Task instructions: Extract every line from the records below that contains the word "kaosheng".

# # # # #

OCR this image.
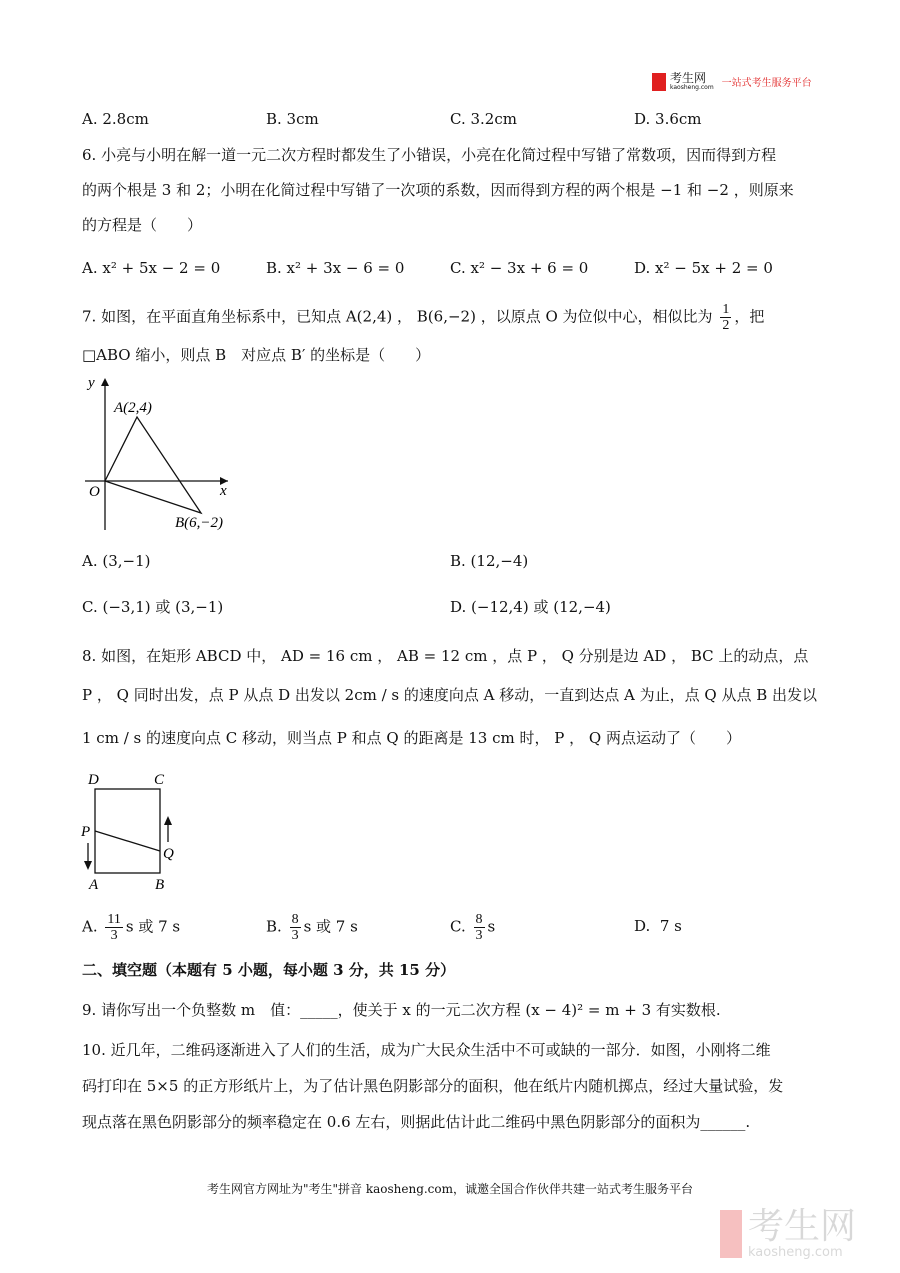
考生网
kaosheng.com 一站式考生服务平台
A. 2.8cm	B. 3cm	C. 3.2cm	D. 3.6cm
6. 小亮与小明在解一道一元二次方程时都发生了小错误，小亮在化简过程中写错了常数项，因而得到方程
的两个根是 3 和 2；小明在化简过程中写错了一次项的系数，因而得到方程的两个根是 −1 和 −2 ，则原来
的方程是（　　）
A. x² + 5x − 2 = 0	B. x² + 3x − 6 = 0	C. x² − 3x + 6 = 0	D. x² − 5x + 2 = 0
7. 如图，在平面直角坐标系中，已知点 A(2,4) ， B(6,−2) ，以原点 O 为位似中心，相似比为 $\frac{1}{2}$ ，把
□ABO 缩小，则点 B　对应点 B′ 的坐标是（　　）
y
x
O
A(2,4)
B(6,−2)
A. (3,−1)	B. (12,−4)
C. (−3,1) 或 (3,−1)	D. (−12,4) 或 (12,−4)
8. 如图，在矩形 ABCD 中， AD = 16 cm ， AB = 12 cm ，点 P ， Q 分别是边 AD ， BC 上的动点，点
P ， Q 同时出发，点 P 从点 D 出发以 2cm / s 的速度向点 A 移动，一直到达点 A 为止，点 Q 从点 B 出发以
1 cm / s 的速度向点 C 移动，则当点 P 和点 Q 的距离是 13 cm 时， P ， Q 两点运动了（　　）
D	C
P
Q
A	B
A. $\frac{11}{3}$ s 或 7 s	B. $\frac{8}{3}$ s 或 7 s	C. $\frac{8}{3}$ s	D. 7 s
二、填空题（本题有 5 小题，每小题 3 分，共 15 分）
9. 请你写出一个负整数 m　值：_____，使关于 x 的一元二次方程 (x − 4)² = m + 3 有实数根.
10. 近几年，二维码逐渐进入了人们的生活，成为广大民众生活中不可或缺的一部分．如图，小刚将二维
码打印在 5×5 的正方形纸片上，为了估计黑色阴影部分的面积，他在纸片内随机掷点，经过大量试验，发
现点落在黑色阴影部分的频率稳定在 0.6 左右，则据此估计此二维码中黑色阴影部分的面积为______.
考生网官方网址为"考生"拼音 kaosheng.com，诚邀全国合作伙伴共建一站式考生服务平台
考生网
kaosheng.com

# # # # #

Written answer:
kaosheng.com 一站式考生服务平台
考生网官方网址为"考生"拼音 kaosheng.com，诚邀全国合作伙伴共建一站式考生服务平台
kaosheng.com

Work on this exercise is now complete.